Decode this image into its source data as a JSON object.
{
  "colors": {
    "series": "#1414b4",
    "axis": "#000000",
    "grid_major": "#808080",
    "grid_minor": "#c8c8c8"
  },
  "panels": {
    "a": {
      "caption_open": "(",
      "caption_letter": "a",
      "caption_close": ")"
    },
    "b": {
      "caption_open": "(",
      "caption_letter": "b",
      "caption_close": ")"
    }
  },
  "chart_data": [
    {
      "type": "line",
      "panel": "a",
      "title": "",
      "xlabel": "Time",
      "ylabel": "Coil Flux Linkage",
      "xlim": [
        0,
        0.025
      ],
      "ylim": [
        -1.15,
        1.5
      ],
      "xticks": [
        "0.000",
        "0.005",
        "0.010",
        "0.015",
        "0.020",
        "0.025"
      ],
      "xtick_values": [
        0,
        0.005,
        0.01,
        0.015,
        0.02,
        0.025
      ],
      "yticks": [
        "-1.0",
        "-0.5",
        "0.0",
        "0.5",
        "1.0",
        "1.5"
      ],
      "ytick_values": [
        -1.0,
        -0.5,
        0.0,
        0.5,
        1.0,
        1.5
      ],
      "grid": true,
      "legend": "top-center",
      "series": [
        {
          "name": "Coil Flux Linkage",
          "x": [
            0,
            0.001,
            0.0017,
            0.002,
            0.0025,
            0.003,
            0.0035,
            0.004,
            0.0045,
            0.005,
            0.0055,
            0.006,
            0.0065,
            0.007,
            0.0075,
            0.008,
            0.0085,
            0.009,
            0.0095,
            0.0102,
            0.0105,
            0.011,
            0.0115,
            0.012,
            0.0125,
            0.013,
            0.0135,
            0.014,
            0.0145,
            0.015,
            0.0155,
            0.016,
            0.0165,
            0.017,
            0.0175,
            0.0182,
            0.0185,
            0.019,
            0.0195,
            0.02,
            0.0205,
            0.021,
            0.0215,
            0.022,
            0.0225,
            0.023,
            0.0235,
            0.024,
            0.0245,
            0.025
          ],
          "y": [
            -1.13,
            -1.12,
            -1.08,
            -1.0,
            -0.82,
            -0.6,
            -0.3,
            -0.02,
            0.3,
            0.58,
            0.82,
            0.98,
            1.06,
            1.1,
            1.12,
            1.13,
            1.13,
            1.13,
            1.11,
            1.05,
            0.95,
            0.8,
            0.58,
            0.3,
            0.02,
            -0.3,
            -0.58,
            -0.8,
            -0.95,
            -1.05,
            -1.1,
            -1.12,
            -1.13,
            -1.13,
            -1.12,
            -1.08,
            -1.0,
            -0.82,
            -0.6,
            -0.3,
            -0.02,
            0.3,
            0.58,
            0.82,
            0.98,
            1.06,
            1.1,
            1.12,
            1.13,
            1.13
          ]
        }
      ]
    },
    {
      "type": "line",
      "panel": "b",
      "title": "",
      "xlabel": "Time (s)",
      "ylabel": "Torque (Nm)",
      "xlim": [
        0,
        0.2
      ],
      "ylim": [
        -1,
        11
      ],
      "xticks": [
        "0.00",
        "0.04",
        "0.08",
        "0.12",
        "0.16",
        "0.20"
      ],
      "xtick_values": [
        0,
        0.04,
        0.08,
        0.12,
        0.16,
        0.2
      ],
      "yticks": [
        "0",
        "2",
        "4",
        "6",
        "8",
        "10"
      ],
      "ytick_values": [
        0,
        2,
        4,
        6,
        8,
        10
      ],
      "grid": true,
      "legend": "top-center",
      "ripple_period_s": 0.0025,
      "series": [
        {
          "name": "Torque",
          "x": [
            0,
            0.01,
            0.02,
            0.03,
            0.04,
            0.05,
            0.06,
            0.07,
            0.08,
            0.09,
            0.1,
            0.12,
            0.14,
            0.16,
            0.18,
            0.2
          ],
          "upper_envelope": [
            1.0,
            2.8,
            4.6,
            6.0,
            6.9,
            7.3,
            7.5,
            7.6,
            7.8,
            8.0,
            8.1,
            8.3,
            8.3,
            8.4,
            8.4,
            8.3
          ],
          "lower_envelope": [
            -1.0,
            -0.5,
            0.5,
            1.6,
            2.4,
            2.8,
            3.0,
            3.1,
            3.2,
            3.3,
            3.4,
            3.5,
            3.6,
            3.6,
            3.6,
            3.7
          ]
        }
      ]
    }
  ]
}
━━━━━━━━━━━━━━━━
__SET EXERCISE__
Exactly reproduce the material above.

__IN RESPONSE__
Decode this image into its source data as a JSON object.
{
  "colors": {
    "series": "#1414b4",
    "axis": "#000000",
    "grid_major": "#808080",
    "grid_minor": "#c8c8c8"
  },
  "panels": {
    "a": {
      "caption_open": "(",
      "caption_letter": "a",
      "caption_close": ")"
    },
    "b": {
      "caption_open": "(",
      "caption_letter": "b",
      "caption_close": ")"
    }
  },
  "chart_data": [
    {
      "type": "line",
      "panel": "a",
      "title": "",
      "xlabel": "Time",
      "ylabel": "Coil Flux Linkage",
      "xlim": [
        0,
        0.025
      ],
      "ylim": [
        -1.15,
        1.5
      ],
      "xticks": [
        "0.000",
        "0.005",
        "0.010",
        "0.015",
        "0.020",
        "0.025"
      ],
      "xtick_values": [
        0,
        0.005,
        0.01,
        0.015,
        0.02,
        0.025
      ],
      "yticks": [
        "-1.0",
        "-0.5",
        "0.0",
        "0.5",
        "1.0",
        "1.5"
      ],
      "ytick_values": [
        -1.0,
        -0.5,
        0.0,
        0.5,
        1.0,
        1.5
      ],
      "grid": true,
      "legend": "top-center",
      "series": [
        {
          "name": "Coil Flux Linkage",
          "x": [
            0,
            0.001,
            0.0017,
            0.002,
            0.0025,
            0.003,
            0.0035,
            0.004,
            0.0045,
            0.005,
            0.0055,
            0.006,
            0.0065,
            0.007,
            0.0075,
            0.008,
            0.0085,
            0.009,
            0.0095,
            0.0102,
            0.0105,
            0.011,
            0.0115,
            0.012,
            0.0125,
            0.013,
            0.0135,
            0.014,
            0.0145,
            0.015,
            0.0155,
            0.016,
            0.0165,
            0.017,
            0.0175,
            0.0182,
            0.0185,
            0.019,
            0.0195,
            0.02,
            0.0205,
            0.021,
            0.0215,
            0.022,
            0.0225,
            0.023,
            0.0235,
            0.024,
            0.0245,
            0.025
          ],
          "y": [
            -1.13,
            -1.12,
            -1.08,
            -1.0,
            -0.82,
            -0.6,
            -0.3,
            -0.02,
            0.3,
            0.58,
            0.82,
            0.98,
            1.06,
            1.1,
            1.12,
            1.13,
            1.13,
            1.13,
            1.11,
            1.05,
            0.95,
            0.8,
            0.58,
            0.3,
            0.02,
            -0.3,
            -0.58,
            -0.8,
            -0.95,
            -1.05,
            -1.1,
            -1.12,
            -1.13,
            -1.13,
            -1.12,
            -1.08,
            -1.0,
            -0.82,
            -0.6,
            -0.3,
            -0.02,
            0.3,
            0.58,
            0.82,
            0.98,
            1.06,
            1.1,
            1.12,
            1.13,
            1.13
          ]
        }
      ]
    },
    {
      "type": "line",
      "panel": "b",
      "title": "",
      "xlabel": "Time (s)",
      "ylabel": "Torque (Nm)",
      "xlim": [
        0,
        0.2
      ],
      "ylim": [
        -1,
        11
      ],
      "xticks": [
        "0.00",
        "0.04",
        "0.08",
        "0.12",
        "0.16",
        "0.20"
      ],
      "xtick_values": [
        0,
        0.04,
        0.08,
        0.12,
        0.16,
        0.2
      ],
      "yticks": [
        "0",
        "2",
        "4",
        "6",
        "8",
        "10"
      ],
      "ytick_values": [
        0,
        2,
        4,
        6,
        8,
        10
      ],
      "grid": true,
      "legend": "top-center",
      "ripple_period_s": 0.0025,
      "series": [
        {
          "name": "Torque",
          "x": [
            0,
            0.01,
            0.02,
            0.03,
            0.04,
            0.05,
            0.06,
            0.07,
            0.08,
            0.09,
            0.1,
            0.12,
            0.14,
            0.16,
            0.18,
            0.2
          ],
          "upper_envelope": [
            1.0,
            2.8,
            4.6,
            6.0,
            6.9,
            7.3,
            7.5,
            7.6,
            7.8,
            8.0,
            8.1,
            8.3,
            8.3,
            8.4,
            8.4,
            8.3
          ],
          "lower_envelope": [
            -1.0,
            -0.5,
            0.5,
            1.6,
            2.4,
            2.8,
            3.0,
            3.1,
            3.2,
            3.3,
            3.4,
            3.5,
            3.6,
            3.6,
            3.6,
            3.7
          ]
        }
      ]
    }
  ]
}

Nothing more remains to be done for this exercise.